**Data for this exercise:**
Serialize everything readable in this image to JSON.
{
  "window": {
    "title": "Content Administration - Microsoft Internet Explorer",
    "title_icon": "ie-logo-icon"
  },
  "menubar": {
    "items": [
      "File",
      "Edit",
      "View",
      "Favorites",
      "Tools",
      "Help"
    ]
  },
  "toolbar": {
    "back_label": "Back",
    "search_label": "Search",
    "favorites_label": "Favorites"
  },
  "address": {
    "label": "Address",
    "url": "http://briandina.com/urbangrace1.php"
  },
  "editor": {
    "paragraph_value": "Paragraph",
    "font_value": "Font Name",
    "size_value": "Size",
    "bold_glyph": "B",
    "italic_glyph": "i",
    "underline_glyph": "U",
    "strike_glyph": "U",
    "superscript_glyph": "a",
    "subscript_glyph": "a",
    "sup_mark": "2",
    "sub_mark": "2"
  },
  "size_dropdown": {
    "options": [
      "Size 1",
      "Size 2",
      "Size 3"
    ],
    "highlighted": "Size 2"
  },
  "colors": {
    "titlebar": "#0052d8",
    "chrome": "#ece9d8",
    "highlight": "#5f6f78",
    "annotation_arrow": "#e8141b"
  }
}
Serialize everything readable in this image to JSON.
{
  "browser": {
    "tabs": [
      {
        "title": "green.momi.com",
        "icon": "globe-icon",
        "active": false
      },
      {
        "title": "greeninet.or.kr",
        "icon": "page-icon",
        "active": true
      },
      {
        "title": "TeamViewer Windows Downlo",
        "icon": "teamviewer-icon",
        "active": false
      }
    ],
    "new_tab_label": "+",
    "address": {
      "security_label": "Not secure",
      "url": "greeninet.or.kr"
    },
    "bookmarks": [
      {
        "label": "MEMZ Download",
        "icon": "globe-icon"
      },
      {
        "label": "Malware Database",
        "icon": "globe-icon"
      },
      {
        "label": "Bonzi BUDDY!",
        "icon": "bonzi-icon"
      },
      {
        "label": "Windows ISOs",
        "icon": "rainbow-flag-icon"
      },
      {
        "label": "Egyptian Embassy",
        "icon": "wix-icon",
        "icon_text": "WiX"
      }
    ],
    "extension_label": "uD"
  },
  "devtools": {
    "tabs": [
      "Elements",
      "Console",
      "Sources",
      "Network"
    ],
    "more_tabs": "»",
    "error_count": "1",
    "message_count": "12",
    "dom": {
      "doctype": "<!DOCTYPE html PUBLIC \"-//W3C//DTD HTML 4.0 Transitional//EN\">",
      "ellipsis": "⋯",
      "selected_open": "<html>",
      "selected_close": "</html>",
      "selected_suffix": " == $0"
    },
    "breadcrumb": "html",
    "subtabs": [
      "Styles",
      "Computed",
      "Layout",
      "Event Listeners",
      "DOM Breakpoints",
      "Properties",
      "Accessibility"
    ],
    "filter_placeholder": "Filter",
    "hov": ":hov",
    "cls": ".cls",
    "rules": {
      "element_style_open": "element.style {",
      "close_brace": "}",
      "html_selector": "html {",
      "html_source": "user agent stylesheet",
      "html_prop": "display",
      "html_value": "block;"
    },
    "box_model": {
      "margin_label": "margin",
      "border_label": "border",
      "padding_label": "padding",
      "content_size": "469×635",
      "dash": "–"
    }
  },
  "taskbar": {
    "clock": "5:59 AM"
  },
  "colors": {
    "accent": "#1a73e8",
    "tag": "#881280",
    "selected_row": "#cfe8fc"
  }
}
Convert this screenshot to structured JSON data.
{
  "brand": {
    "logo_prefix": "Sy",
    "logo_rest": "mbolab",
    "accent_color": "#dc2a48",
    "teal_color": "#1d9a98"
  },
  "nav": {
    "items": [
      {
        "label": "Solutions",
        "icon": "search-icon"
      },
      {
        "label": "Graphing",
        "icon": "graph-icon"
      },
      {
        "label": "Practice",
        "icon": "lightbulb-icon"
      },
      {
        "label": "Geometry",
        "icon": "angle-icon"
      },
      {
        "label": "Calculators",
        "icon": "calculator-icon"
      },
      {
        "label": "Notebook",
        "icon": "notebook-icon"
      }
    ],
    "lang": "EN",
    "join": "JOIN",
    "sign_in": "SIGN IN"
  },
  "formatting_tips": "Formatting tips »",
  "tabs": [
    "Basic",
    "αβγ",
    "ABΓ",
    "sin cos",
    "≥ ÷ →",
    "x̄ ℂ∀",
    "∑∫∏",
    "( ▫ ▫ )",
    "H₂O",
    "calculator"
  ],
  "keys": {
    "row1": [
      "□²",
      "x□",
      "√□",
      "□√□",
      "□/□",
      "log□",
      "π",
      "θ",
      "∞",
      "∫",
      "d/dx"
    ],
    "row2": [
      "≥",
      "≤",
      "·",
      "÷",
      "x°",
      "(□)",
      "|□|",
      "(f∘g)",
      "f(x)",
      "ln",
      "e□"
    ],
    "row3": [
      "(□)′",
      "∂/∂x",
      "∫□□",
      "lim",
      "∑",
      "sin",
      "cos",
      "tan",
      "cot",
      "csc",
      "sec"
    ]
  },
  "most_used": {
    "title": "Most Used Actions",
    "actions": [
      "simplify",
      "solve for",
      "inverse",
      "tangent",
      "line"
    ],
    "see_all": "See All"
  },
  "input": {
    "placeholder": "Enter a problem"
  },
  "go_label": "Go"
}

**Required work:** Restate the records, all of them, precisely as written.

**Reply to the task:**
Serialize everything readable in this image to JSON.
{
  "window": {
    "title": "Content Administration - Microsoft Internet Explorer",
    "title_icon": "ie-logo-icon"
  },
  "menubar": {
    "items": [
      "File",
      "Edit",
      "View",
      "Favorites",
      "Tools",
      "Help"
    ]
  },
  "toolbar": {
    "back_label": "Back",
    "search_label": "Search",
    "favorites_label": "Favorites"
  },
  "address": {
    "label": "Address",
    "url": "http://briandina.com/urbangrace1.php"
  },
  "editor": {
    "paragraph_value": "Paragraph",
    "font_value": "Font Name",
    "size_value": "Size",
    "bold_glyph": "B",
    "italic_glyph": "i",
    "underline_glyph": "U",
    "strike_glyph": "U",
    "superscript_glyph": "a",
    "subscript_glyph": "a",
    "sup_mark": "2",
    "sub_mark": "2"
  },
  "size_dropdown": {
    "options": [
      "Size 1",
      "Size 2",
      "Size 3"
    ],
    "highlighted": "Size 2"
  },
  "colors": {
    "titlebar": "#0052d8",
    "chrome": "#ece9d8",
    "highlight": "#5f6f78",
    "annotation_arrow": "#e8141b"
  }
}
Serialize everything readable in this image to JSON.
{
  "browser": {
    "tabs": [
      {
        "title": "green.momi.com",
        "icon": "globe-icon",
        "active": false
      },
      {
        "title": "greeninet.or.kr",
        "icon": "page-icon",
        "active": true
      },
      {
        "title": "TeamViewer Windows Downlo",
        "icon": "teamviewer-icon",
        "active": false
      }
    ],
    "new_tab_label": "+",
    "address": {
      "security_label": "Not secure",
      "url": "greeninet.or.kr"
    },
    "bookmarks": [
      {
        "label": "MEMZ Download",
        "icon": "globe-icon"
      },
      {
        "label": "Malware Database",
        "icon": "globe-icon"
      },
      {
        "label": "Bonzi BUDDY!",
        "icon": "bonzi-icon"
      },
      {
        "label": "Windows ISOs",
        "icon": "rainbow-flag-icon"
      },
      {
        "label": "Egyptian Embassy",
        "icon": "wix-icon",
        "icon_text": "WiX"
      }
    ],
    "extension_label": "uD"
  },
  "devtools": {
    "tabs": [
      "Elements",
      "Console",
      "Sources",
      "Network"
    ],
    "more_tabs": "»",
    "error_count": "1",
    "message_count": "12",
    "dom": {
      "doctype": "<!DOCTYPE html PUBLIC \"-//W3C//DTD HTML 4.0 Transitional//EN\">",
      "ellipsis": "⋯",
      "selected_open": "<html>",
      "selected_close": "</html>",
      "selected_suffix": " == $0"
    },
    "breadcrumb": "html",
    "subtabs": [
      "Styles",
      "Computed",
      "Layout",
      "Event Listeners",
      "DOM Breakpoints",
      "Properties",
      "Accessibility"
    ],
    "filter_placeholder": "Filter",
    "hov": ":hov",
    "cls": ".cls",
    "rules": {
      "element_style_open": "element.style {",
      "close_brace": "}",
      "html_selector": "html {",
      "html_source": "user agent stylesheet",
      "html_prop": "display",
      "html_value": "block;"
    },
    "box_model": {
      "margin_label": "margin",
      "border_label": "border",
      "padding_label": "padding",
      "content_size": "469×635",
      "dash": "–"
    }
  },
  "taskbar": {
    "clock": "5:59 AM"
  },
  "colors": {
    "accent": "#1a73e8",
    "tag": "#881280",
    "selected_row": "#cfe8fc"
  }
}
Convert this screenshot to structured JSON data.
{
  "brand": {
    "logo_prefix": "Sy",
    "logo_rest": "mbolab",
    "accent_color": "#dc2a48",
    "teal_color": "#1d9a98"
  },
  "nav": {
    "items": [
      {
        "label": "Solutions",
        "icon": "search-icon"
      },
      {
        "label": "Graphing",
        "icon": "graph-icon"
      },
      {
        "label": "Practice",
        "icon": "lightbulb-icon"
      },
      {
        "label": "Geometry",
        "icon": "angle-icon"
      },
      {
        "label": "Calculators",
        "icon": "calculator-icon"
      },
      {
        "label": "Notebook",
        "icon": "notebook-icon"
      }
    ],
    "lang": "EN",
    "join": "JOIN",
    "sign_in": "SIGN IN"
  },
  "formatting_tips": "Formatting tips »",
  "tabs": [
    "Basic",
    "αβγ",
    "ABΓ",
    "sin cos",
    "≥ ÷ →",
    "x̄ ℂ∀",
    "∑∫∏",
    "( ▫ ▫ )",
    "H₂O",
    "calculator"
  ],
  "keys": {
    "row1": [
      "□²",
      "x□",
      "√□",
      "□√□",
      "□/□",
      "log□",
      "π",
      "θ",
      "∞",
      "∫",
      "d/dx"
    ],
    "row2": [
      "≥",
      "≤",
      "·",
      "÷",
      "x°",
      "(□)",
      "|□|",
      "(f∘g)",
      "f(x)",
      "ln",
      "e□"
    ],
    "row3": [
      "(□)′",
      "∂/∂x",
      "∫□□",
      "lim",
      "∑",
      "sin",
      "cos",
      "tan",
      "cot",
      "csc",
      "sec"
    ]
  },
  "most_used": {
    "title": "Most Used Actions",
    "actions": [
      "simplify",
      "solve for",
      "inverse",
      "tangent",
      "line"
    ],
    "see_all": "See All"
  },
  "input": {
    "placeholder": "Enter a problem"
  },
  "go_label": "Go"
}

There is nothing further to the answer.